• [Objective] Rewrite the part of the material that opens with the line containing "Output each element" and closes with the line containing "box-label-line: Process Info", putting "Loop" in place of "Repeat" and keeping all else the same.

• [Data for this task]
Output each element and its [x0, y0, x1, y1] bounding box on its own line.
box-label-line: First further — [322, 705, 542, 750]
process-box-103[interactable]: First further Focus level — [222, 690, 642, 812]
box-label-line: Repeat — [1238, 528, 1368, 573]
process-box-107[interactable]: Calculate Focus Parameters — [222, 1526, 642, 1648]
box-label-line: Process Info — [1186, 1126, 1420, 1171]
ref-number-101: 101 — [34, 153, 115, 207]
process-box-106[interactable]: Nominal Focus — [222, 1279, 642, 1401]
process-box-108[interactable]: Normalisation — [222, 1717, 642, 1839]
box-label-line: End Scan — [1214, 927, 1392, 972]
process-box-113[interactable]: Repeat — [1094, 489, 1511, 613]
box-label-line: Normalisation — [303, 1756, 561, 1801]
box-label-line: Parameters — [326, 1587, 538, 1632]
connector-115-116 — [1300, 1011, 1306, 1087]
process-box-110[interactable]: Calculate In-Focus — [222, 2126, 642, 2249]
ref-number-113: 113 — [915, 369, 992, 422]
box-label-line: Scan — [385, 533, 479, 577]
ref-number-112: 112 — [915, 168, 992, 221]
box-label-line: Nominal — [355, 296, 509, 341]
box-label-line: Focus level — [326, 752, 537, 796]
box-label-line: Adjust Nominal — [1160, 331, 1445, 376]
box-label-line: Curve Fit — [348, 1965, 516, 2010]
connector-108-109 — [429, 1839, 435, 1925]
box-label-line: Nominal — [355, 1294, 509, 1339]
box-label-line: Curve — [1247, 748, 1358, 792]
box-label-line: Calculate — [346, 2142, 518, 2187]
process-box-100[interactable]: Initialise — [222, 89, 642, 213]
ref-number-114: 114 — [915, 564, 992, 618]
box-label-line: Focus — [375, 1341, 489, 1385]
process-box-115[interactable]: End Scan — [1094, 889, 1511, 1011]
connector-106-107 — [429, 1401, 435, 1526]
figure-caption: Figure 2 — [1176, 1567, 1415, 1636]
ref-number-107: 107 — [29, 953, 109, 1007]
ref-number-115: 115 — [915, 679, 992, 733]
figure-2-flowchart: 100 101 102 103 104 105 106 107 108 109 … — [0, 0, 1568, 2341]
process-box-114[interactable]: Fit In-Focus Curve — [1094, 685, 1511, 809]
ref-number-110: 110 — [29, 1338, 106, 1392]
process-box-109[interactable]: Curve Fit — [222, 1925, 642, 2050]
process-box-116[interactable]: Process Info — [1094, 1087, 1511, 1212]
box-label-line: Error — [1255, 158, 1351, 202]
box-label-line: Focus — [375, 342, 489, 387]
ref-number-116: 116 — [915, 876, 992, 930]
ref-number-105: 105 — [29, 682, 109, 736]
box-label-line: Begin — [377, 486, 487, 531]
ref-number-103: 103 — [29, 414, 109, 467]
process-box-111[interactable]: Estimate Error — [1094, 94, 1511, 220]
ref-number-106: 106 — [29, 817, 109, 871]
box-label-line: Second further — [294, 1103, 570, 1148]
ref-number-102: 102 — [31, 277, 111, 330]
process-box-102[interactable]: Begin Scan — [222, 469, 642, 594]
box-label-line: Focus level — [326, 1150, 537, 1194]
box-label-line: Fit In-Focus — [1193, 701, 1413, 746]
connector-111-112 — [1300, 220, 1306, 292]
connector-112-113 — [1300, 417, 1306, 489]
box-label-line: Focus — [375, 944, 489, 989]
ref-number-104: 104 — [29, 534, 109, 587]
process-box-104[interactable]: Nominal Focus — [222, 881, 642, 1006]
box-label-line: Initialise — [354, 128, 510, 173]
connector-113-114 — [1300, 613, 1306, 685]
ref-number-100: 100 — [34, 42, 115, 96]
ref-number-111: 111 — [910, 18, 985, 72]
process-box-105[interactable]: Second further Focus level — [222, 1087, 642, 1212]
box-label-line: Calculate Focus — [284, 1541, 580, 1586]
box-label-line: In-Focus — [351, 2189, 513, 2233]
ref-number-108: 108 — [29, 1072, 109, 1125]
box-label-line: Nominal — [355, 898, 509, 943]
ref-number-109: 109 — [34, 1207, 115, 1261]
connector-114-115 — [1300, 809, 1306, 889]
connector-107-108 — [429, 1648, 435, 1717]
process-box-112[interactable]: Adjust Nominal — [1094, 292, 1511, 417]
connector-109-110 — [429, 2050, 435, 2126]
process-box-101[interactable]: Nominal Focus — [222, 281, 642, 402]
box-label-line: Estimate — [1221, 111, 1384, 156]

==

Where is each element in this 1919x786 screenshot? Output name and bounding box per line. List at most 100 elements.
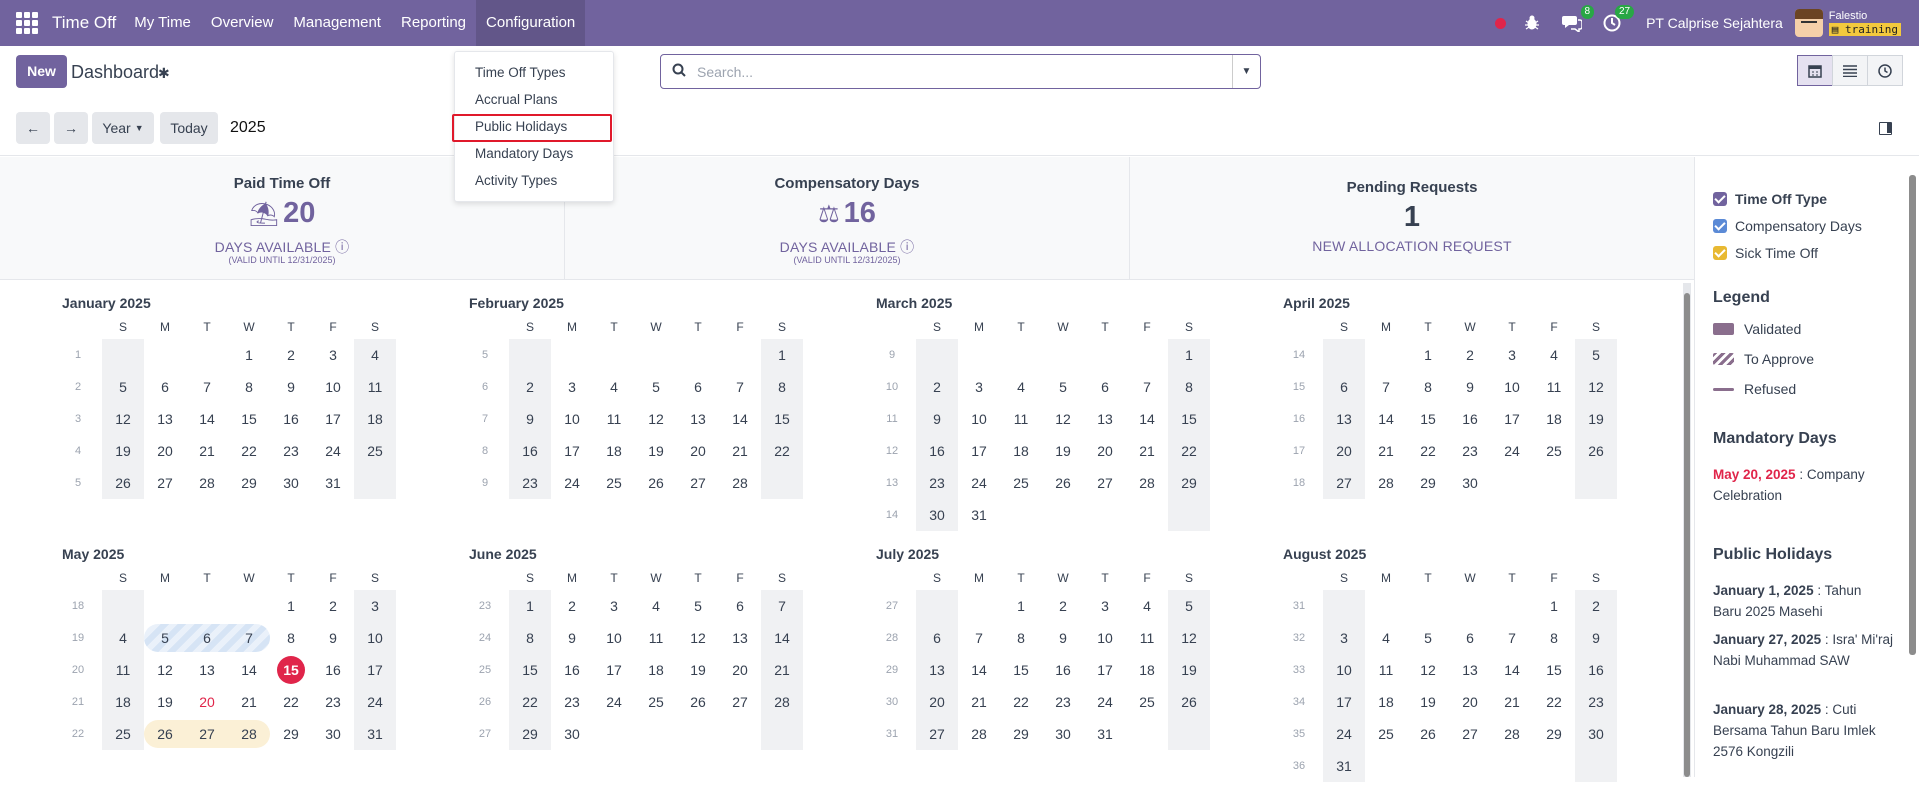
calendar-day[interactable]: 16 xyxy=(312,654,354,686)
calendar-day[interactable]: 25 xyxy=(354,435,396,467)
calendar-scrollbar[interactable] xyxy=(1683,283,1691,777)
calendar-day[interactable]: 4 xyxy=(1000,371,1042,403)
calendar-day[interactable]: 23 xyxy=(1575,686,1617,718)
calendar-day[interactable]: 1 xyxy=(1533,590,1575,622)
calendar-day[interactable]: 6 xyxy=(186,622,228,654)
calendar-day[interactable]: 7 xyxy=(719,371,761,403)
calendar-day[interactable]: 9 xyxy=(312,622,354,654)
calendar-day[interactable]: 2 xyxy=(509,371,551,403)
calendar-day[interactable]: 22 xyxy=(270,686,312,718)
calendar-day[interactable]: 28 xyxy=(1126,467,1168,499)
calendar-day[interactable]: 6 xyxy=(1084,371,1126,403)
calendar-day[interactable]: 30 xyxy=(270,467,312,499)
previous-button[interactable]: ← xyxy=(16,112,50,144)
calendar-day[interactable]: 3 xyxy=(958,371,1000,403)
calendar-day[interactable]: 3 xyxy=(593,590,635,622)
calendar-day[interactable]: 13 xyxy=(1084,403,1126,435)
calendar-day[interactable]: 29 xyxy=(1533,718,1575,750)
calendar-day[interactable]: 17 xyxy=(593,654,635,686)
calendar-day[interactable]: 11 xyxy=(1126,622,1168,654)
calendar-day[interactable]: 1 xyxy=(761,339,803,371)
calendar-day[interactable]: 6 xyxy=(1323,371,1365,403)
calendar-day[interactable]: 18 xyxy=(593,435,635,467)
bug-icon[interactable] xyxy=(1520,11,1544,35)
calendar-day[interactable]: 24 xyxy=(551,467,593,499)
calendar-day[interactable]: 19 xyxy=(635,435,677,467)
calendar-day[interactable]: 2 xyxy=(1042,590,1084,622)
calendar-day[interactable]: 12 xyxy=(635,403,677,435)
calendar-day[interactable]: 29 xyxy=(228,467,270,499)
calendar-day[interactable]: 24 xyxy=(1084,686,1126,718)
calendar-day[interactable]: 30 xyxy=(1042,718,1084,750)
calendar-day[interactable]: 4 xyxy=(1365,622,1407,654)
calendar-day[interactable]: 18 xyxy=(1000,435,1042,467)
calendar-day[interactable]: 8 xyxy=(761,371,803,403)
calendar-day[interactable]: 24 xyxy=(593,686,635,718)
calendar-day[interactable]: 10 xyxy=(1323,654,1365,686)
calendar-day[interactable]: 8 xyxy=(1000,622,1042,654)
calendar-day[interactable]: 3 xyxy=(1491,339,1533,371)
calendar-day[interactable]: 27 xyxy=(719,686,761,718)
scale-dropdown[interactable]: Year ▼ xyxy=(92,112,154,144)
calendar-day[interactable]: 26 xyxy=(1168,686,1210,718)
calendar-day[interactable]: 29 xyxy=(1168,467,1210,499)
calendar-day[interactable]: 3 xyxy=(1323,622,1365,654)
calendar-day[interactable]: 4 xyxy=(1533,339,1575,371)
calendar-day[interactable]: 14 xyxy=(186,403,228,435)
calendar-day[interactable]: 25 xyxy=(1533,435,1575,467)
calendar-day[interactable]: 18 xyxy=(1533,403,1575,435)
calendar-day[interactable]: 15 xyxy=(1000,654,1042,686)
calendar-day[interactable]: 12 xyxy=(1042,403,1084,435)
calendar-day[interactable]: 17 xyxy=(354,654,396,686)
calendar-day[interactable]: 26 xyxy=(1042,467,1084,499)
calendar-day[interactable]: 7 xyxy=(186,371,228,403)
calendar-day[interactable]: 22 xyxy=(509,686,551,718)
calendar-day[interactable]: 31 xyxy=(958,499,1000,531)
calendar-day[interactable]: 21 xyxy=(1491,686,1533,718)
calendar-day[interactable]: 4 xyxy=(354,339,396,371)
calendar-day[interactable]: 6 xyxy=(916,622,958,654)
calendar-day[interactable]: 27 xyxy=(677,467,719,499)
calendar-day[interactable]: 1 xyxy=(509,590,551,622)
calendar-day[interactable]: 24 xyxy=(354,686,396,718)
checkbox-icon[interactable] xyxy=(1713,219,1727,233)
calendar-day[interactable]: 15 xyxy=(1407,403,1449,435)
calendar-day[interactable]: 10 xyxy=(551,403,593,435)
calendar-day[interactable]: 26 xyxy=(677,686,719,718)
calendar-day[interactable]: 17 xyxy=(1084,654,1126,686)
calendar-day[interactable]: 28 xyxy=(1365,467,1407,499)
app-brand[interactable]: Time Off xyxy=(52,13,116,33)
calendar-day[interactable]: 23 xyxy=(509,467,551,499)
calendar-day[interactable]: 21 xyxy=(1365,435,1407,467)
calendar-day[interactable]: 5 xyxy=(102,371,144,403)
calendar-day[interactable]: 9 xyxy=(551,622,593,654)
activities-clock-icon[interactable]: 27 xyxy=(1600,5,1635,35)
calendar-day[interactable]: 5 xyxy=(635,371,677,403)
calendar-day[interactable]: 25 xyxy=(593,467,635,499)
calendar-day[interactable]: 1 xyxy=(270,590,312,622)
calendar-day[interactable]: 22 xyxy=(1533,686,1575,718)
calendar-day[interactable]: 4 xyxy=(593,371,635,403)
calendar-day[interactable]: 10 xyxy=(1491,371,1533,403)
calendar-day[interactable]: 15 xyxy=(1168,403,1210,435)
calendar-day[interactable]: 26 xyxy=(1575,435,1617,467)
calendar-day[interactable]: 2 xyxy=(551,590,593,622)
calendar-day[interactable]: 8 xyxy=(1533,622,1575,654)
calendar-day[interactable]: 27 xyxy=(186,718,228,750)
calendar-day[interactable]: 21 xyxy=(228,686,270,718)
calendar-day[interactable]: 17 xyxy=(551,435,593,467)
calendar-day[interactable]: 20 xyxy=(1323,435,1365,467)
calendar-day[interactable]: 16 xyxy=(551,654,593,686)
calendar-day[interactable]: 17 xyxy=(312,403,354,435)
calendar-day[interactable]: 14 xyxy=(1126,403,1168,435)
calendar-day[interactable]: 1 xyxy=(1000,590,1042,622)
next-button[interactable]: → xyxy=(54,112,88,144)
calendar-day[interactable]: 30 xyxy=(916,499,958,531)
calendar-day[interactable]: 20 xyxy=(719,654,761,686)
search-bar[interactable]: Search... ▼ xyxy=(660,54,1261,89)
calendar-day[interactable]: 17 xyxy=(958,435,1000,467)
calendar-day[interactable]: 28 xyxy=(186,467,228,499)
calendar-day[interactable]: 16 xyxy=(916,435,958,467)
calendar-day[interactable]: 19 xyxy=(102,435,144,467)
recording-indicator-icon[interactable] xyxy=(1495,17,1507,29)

...

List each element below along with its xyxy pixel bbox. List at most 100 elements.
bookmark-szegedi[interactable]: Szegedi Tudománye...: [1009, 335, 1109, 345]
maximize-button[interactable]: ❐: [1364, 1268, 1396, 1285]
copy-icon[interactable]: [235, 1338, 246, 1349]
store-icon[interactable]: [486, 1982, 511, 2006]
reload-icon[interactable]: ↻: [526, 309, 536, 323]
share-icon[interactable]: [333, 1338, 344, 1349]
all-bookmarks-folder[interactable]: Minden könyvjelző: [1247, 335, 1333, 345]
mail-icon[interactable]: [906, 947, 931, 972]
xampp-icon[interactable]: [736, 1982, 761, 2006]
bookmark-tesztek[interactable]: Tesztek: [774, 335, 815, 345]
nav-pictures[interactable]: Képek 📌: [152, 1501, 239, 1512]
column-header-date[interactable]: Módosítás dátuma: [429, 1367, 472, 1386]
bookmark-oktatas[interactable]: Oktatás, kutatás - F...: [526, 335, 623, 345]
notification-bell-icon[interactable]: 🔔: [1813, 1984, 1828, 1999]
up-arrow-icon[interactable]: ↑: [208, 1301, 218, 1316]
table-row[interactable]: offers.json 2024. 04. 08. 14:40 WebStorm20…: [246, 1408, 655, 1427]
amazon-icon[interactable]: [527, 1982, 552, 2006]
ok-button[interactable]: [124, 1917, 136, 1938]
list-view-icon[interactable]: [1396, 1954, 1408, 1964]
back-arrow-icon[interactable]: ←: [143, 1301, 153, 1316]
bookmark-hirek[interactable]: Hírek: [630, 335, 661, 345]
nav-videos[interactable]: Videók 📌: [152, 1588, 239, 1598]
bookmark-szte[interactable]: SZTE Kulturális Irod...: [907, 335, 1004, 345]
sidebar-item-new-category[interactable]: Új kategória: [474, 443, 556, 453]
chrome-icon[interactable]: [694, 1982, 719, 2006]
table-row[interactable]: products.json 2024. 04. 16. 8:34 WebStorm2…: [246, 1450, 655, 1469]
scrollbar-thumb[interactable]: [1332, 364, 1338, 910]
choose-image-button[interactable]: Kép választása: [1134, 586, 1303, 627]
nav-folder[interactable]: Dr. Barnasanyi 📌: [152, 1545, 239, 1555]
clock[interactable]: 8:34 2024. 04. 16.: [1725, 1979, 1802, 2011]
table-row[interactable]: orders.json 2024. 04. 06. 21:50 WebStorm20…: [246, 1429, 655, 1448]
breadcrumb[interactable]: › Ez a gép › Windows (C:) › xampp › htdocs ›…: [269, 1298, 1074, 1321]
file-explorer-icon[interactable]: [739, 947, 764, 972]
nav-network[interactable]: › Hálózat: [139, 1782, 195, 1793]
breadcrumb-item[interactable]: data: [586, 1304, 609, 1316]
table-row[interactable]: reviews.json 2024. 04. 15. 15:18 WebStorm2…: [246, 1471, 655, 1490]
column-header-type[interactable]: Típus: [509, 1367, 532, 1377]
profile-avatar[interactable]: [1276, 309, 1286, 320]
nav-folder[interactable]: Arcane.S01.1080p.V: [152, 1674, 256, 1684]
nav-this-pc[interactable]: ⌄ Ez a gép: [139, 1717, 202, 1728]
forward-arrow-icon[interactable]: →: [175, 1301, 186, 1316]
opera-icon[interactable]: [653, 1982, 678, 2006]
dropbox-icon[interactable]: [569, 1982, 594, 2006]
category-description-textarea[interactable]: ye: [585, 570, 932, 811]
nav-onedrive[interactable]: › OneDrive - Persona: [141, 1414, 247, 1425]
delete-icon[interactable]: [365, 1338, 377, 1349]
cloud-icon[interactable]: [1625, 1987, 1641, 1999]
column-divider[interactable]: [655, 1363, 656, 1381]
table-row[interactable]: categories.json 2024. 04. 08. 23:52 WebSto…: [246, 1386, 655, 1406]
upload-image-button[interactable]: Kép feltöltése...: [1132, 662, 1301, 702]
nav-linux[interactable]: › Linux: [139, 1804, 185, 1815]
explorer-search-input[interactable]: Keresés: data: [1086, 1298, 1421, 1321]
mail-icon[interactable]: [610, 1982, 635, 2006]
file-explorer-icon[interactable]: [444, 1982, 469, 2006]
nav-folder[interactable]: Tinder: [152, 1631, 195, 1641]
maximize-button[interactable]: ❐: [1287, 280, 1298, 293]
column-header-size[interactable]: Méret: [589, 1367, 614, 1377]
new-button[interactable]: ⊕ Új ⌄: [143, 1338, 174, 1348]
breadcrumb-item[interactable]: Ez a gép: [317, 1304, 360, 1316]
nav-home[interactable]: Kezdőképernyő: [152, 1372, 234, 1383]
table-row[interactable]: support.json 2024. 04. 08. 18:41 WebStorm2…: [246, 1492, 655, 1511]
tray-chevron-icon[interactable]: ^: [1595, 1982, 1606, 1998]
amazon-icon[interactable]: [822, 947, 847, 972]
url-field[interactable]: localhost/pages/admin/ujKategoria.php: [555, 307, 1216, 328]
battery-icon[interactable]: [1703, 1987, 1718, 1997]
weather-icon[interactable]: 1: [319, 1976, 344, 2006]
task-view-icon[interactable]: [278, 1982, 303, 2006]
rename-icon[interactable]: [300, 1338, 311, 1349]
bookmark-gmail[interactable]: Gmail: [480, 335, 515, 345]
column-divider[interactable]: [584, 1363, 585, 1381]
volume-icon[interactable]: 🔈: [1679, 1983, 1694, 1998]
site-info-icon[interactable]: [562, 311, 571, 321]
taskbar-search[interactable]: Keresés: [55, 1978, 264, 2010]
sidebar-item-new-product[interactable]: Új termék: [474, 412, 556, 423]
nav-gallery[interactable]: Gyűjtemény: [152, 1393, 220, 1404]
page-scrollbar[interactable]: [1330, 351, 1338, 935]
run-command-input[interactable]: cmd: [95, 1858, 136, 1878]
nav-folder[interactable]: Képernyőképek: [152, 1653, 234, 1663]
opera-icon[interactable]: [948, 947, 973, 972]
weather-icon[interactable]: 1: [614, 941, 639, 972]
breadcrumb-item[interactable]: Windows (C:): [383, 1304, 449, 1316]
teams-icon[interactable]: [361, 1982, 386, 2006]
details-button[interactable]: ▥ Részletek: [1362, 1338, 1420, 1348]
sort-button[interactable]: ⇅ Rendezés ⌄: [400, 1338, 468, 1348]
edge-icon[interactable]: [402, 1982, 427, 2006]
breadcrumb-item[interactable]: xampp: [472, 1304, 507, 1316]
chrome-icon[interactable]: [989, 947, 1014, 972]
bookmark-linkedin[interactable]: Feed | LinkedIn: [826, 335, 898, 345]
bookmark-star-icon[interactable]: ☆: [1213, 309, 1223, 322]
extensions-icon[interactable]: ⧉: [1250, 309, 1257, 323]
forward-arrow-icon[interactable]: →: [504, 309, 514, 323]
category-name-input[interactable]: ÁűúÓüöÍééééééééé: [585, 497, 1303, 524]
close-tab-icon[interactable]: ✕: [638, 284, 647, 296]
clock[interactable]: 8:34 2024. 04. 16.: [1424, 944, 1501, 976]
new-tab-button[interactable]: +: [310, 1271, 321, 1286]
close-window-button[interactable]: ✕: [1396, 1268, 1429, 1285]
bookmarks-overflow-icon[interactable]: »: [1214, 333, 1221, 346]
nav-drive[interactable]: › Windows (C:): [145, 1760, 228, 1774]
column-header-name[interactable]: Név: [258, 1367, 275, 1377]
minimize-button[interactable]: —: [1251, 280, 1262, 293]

• [Written answer]
Output each element and its [x0, y0, x1, y1] bounding box on its own line.
box-label-line: First further — [322, 705, 542, 750]
process-box-103[interactable]: First further Focus level — [222, 690, 642, 812]
box-label-line: Loop — [1238, 528, 1368, 573]
process-box-107[interactable]: Calculate Focus Parameters — [222, 1526, 642, 1648]
box-label-line: Process Info — [1186, 1126, 1420, 1171]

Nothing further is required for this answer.